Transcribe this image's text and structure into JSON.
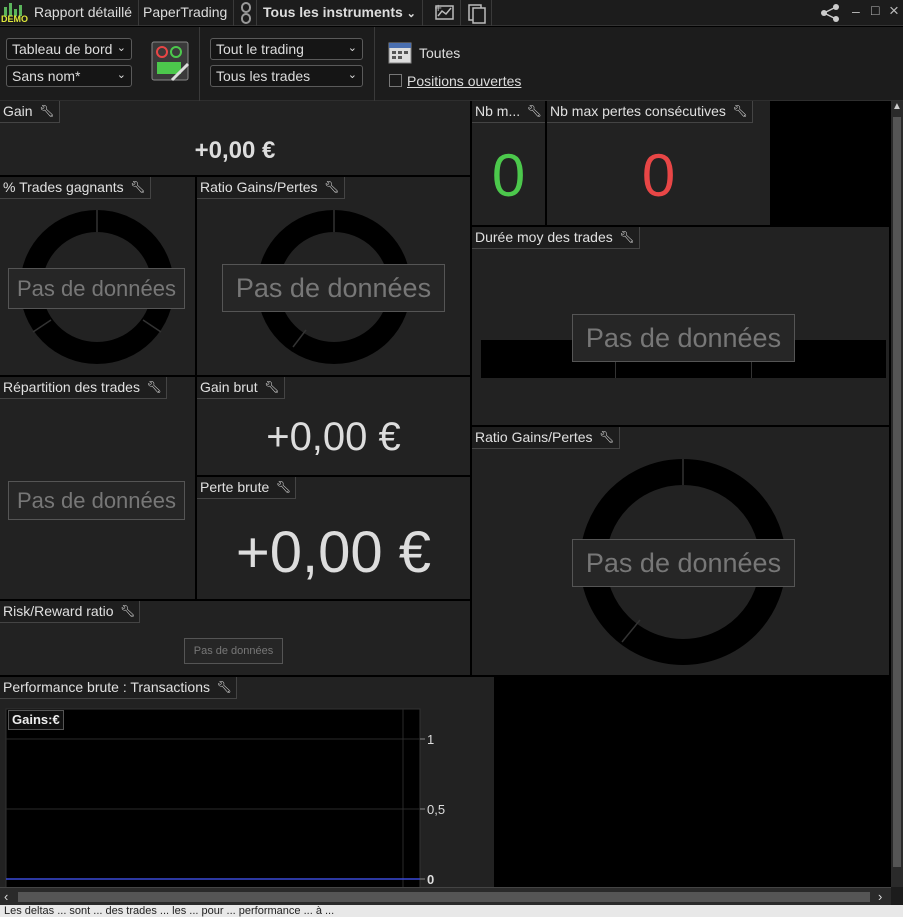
{
  "titlebar": {
    "logo_text": "DEMO",
    "tabs": [
      "Rapport détaillé",
      "PaperTrading",
      "Tous les instruments"
    ],
    "link_icon": "link-icon",
    "add_chart_icon": "add-chart-icon",
    "documents_icon": "documents-icon",
    "share_icon": "share-icon",
    "minimize": "–",
    "maximize": "□",
    "close": "×"
  },
  "toolbar": {
    "dashboard_select": "Tableau de bord",
    "name_select": "Sans nom*",
    "trading_select": "Tout le trading",
    "trades_select": "Tous les trades",
    "period_label": "Toutes",
    "open_positions_label": "Positions ouvertes",
    "open_positions_checked": false
  },
  "panels": {
    "gain": {
      "title": "Gain",
      "value": "+0,00 €"
    },
    "pct_winning": {
      "title": "% Trades gagnants",
      "nodata": "Pas de données"
    },
    "ratio_gp_small": {
      "title": "Ratio Gains/Pertes",
      "nodata": "Pas de données"
    },
    "nb_max_gains": {
      "title": "Nb m...",
      "value": "0"
    },
    "nb_max_losses": {
      "title": "Nb max pertes consécutives",
      "value": "0"
    },
    "avg_duration": {
      "title": "Durée moy des trades",
      "nodata": "Pas de données"
    },
    "trade_distribution": {
      "title": "Répartition des trades",
      "nodata": "Pas de données"
    },
    "gross_gain": {
      "title": "Gain brut",
      "value": "+0,00 €"
    },
    "gross_loss": {
      "title": "Perte brute",
      "value": "+0,00 €"
    },
    "ratio_gp_large": {
      "title": "Ratio Gains/Pertes",
      "nodata": "Pas de données"
    },
    "risk_reward": {
      "title": "Risk/Reward ratio",
      "nodata": "Pas de données"
    },
    "performance": {
      "title": "Performance brute : Transactions",
      "legend": "Gains:€"
    }
  },
  "chart_data": {
    "type": "line",
    "title": "",
    "series": [
      {
        "name": "Gains:€",
        "x": [
          0,
          1
        ],
        "y": [
          0,
          0
        ]
      }
    ],
    "ylim": [
      0,
      1.1
    ],
    "yticks": [
      "1",
      "0,5",
      "0"
    ],
    "ytick_values": [
      1,
      0.5,
      0
    ],
    "grid": true,
    "colors": {
      "line": "#3b4bd8",
      "grid": "#2a2a2a"
    }
  },
  "status": {
    "text": "Les deltas ... sont ... des trades ... les ... pour ... performance ... à ... "
  },
  "colors": {
    "green": "#4cc84c",
    "red": "#e84646",
    "panel": "#222222"
  }
}
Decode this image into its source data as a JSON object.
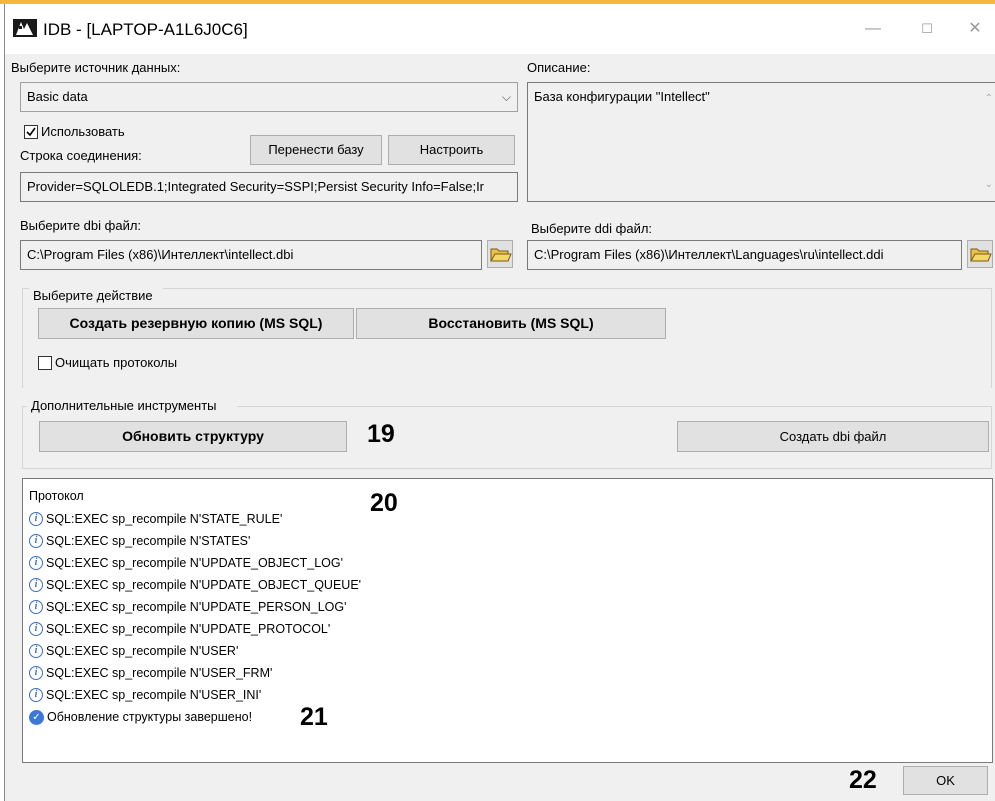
{
  "window": {
    "title": "IDB - [LAPTOP-A1L6J0C6]",
    "controls": {
      "minimize": "—",
      "maximize": "☐",
      "close": "✕"
    }
  },
  "source": {
    "label": "Выберите источник данных:",
    "value": "Basic data",
    "use_checkbox": {
      "label": "Использовать",
      "checked": true
    },
    "connection_label": "Строка соединения:",
    "move_db_button": "Перенести базу",
    "configure_button": "Настроить",
    "connection_string": "Provider=SQLOLEDB.1;Integrated Security=SSPI;Persist Security Info=False;Ir"
  },
  "description": {
    "label": "Описание:",
    "text": "База конфигурации \"Intellect\""
  },
  "dbi": {
    "label": "Выберите dbi файл:",
    "path": "C:\\Program Files (x86)\\Интеллект\\intellect.dbi"
  },
  "ddi": {
    "label": "Выберите ddi файл:",
    "path": "C:\\Program Files (x86)\\Интеллект\\Languages\\ru\\intellect.ddi"
  },
  "action": {
    "group_label": "Выберите действие",
    "backup_button": "Создать резервную копию  (MS SQL)",
    "restore_button": "Восстановить (MS SQL)",
    "clear_logs": {
      "label": "Очищать протоколы",
      "checked": false
    }
  },
  "tools": {
    "group_label": "Дополнительные инструменты",
    "update_structure_button": "Обновить структуру",
    "create_dbi_button": "Создать dbi файл"
  },
  "log": {
    "title": "Протокол",
    "entries": [
      {
        "icon": "info-icon",
        "text": "SQL:EXEC sp_recompile N'STATE_RULE'"
      },
      {
        "icon": "info-icon",
        "text": "SQL:EXEC sp_recompile N'STATES'"
      },
      {
        "icon": "info-icon",
        "text": "SQL:EXEC sp_recompile N'UPDATE_OBJECT_LOG'"
      },
      {
        "icon": "info-icon",
        "text": "SQL:EXEC sp_recompile N'UPDATE_OBJECT_QUEUE'"
      },
      {
        "icon": "info-icon",
        "text": "SQL:EXEC sp_recompile N'UPDATE_PERSON_LOG'"
      },
      {
        "icon": "info-icon",
        "text": "SQL:EXEC sp_recompile N'UPDATE_PROTOCOL'"
      },
      {
        "icon": "info-icon",
        "text": "SQL:EXEC sp_recompile N'USER'"
      },
      {
        "icon": "info-icon",
        "text": "SQL:EXEC sp_recompile N'USER_FRM'"
      },
      {
        "icon": "info-icon",
        "text": "SQL:EXEC sp_recompile N'USER_INI'"
      },
      {
        "icon": "check-icon",
        "text": "Обновление структуры завершено!"
      }
    ]
  },
  "ok_button": "OK",
  "markers": {
    "m19": "19",
    "m20": "20",
    "m21": "21",
    "m22": "22"
  },
  "colors": {
    "accent_strip": "#f6b73c",
    "info_blue": "#3c6ec8"
  }
}
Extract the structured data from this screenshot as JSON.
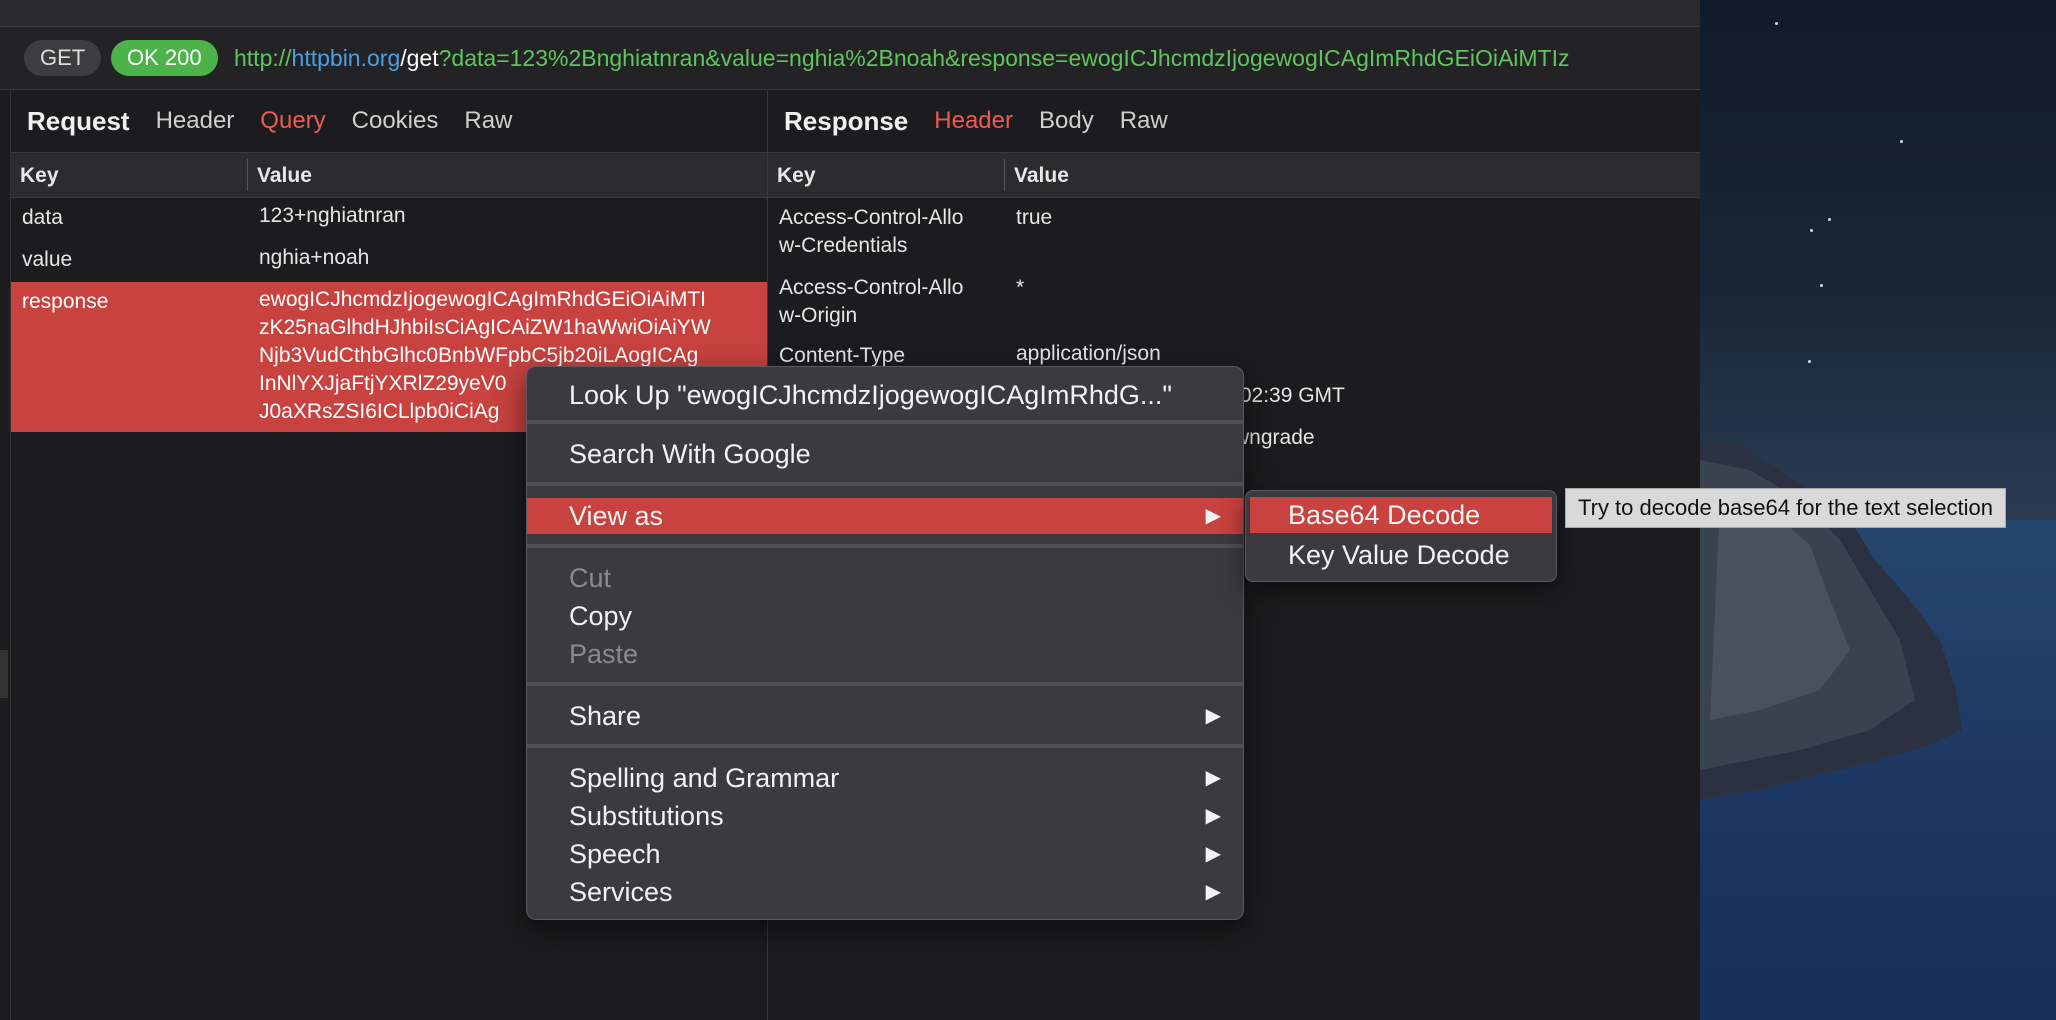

━━━━━━━━━━

**BRIEF**
All entries must be written out again exactly as given, with no pictures in the copy.

**RESULT OF THE TASK**
Transcribe this image's text and structure into JSON.
{
  "titlebar": {
    "logo_text": "DEMO",
    "tabs": [
      "Rapport détaillé",
      "PaperTrading",
      "Tous les instruments"
    ],
    "link_icon": "link-icon",
    "add_chart_icon": "add-chart-icon",
    "documents_icon": "documents-icon",
    "share_icon": "share-icon",
    "minimize": "–",
    "maximize": "□",
    "close": "×"
  },
  "toolbar": {
    "dashboard_select": "Tableau de bord",
    "name_select": "Sans nom*",
    "trading_select": "Tout le trading",
    "trades_select": "Tous les trades",
    "period_label": "Toutes",
    "open_positions_label": "Positions ouvertes",
    "open_positions_checked": false
  },
  "panels": {
    "gain": {
      "title": "Gain",
      "value": "+0,00 €"
    },
    "pct_winning": {
      "title": "% Trades gagnants",
      "nodata": "Pas de données"
    },
    "ratio_gp_small": {
      "title": "Ratio Gains/Pertes",
      "nodata": "Pas de données"
    },
    "nb_max_gains": {
      "title": "Nb m...",
      "value": "0"
    },
    "nb_max_losses": {
      "title": "Nb max pertes consécutives",
      "value": "0"
    },
    "avg_duration": {
      "title": "Durée moy des trades",
      "nodata": "Pas de données"
    },
    "trade_distribution": {
      "title": "Répartition des trades",
      "nodata": "Pas de données"
    },
    "gross_gain": {
      "title": "Gain brut",
      "value": "+0,00 €"
    },
    "gross_loss": {
      "title": "Perte brute",
      "value": "+0,00 €"
    },
    "ratio_gp_large": {
      "title": "Ratio Gains/Pertes",
      "nodata": "Pas de données"
    },
    "risk_reward": {
      "title": "Risk/Reward ratio",
      "nodata": "Pas de données"
    },
    "performance": {
      "title": "Performance brute : Transactions",
      "legend": "Gains:€"
    }
  },
  "chart_data": {
    "type": "line",
    "title": "",
    "series": [
      {
        "name": "Gains:€",
        "x": [
          0,
          1
        ],
        "y": [
          0,
          0
        ]
      }
    ],
    "ylim": [
      0,
      1.1
    ],
    "yticks": [
      "1",
      "0,5",
      "0"
    ],
    "ytick_values": [
      1,
      0.5,
      0
    ],
    "grid": true,
    "colors": {
      "line": "#3b4bd8",
      "grid": "#2a2a2a"
    }
  },
  "status": {
    "text": "Les deltas ... sont ... des trades ... les ... pour ... performance ... à ... "
  },
  "colors": {
    "green": "#4cc84c",
    "red": "#e84646",
    "panel": "#222222"
  }
}
Decode this image into its source data as a JSON object.
{
  "window": {
    "title": "IDB - [LAPTOP-A1L6J0C6]",
    "controls": {
      "minimize": "—",
      "maximize": "☐",
      "close": "✕"
    }
  },
  "source": {
    "label": "Выберите источник данных:",
    "value": "Basic data",
    "use_checkbox": {
      "label": "Использовать",
      "checked": true
    },
    "connection_label": "Строка соединения:",
    "move_db_button": "Перенести базу",
    "configure_button": "Настроить",
    "connection_string": "Provider=SQLOLEDB.1;Integrated Security=SSPI;Persist Security Info=False;Ir"
  },
  "description": {
    "label": "Описание:",
    "text": "База конфигурации \"Intellect\""
  },
  "dbi": {
    "label": "Выберите dbi файл:",
    "path": "C:\\Program Files (x86)\\Интеллект\\intellect.dbi"
  },
  "ddi": {
    "label": "Выберите ddi файл:",
    "path": "C:\\Program Files (x86)\\Интеллект\\Languages\\ru\\intellect.ddi"
  },
  "action": {
    "group_label": "Выберите действие",
    "backup_button": "Создать резервную копию  (MS SQL)",
    "restore_button": "Восстановить (MS SQL)",
    "clear_logs": {
      "label": "Очищать протоколы",
      "checked": false
    }
  },
  "tools": {
    "group_label": "Дополнительные инструменты",
    "update_structure_button": "Обновить структуру",
    "create_dbi_button": "Создать dbi файл"
  },
  "log": {
    "title": "Протокол",
    "entries": [
      {
        "icon": "info-icon",
        "text": "SQL:EXEC sp_recompile N'STATE_RULE'"
      },
      {
        "icon": "info-icon",
        "text": "SQL:EXEC sp_recompile N'STATES'"
      },
      {
        "icon": "info-icon",
        "text": "SQL:EXEC sp_recompile N'UPDATE_OBJECT_LOG'"
      },
      {
        "icon": "info-icon",
        "text": "SQL:EXEC sp_recompile N'UPDATE_OBJECT_QUEUE'"
      },
      {
        "icon": "info-icon",
        "text": "SQL:EXEC sp_recompile N'UPDATE_PERSON_LOG'"
      },
      {
        "icon": "info-icon",
        "text": "SQL:EXEC sp_recompile N'UPDATE_PROTOCOL'"
      },
      {
        "icon": "info-icon",
        "text": "SQL:EXEC sp_recompile N'USER'"
      },
      {
        "icon": "info-icon",
        "text": "SQL:EXEC sp_recompile N'USER_FRM'"
      },
      {
        "icon": "info-icon",
        "text": "SQL:EXEC sp_recompile N'USER_INI'"
      },
      {
        "icon": "check-icon",
        "text": "Обновление структуры завершено!"
      }
    ]
  },
  "ok_button": "OK",
  "markers": {
    "m19": "19",
    "m20": "20",
    "m21": "21",
    "m22": "22"
  },
  "colors": {
    "accent_strip": "#f6b73c",
    "info_blue": "#3c6ec8"
  }
}
Extract the structured data from this screenshot as JSON.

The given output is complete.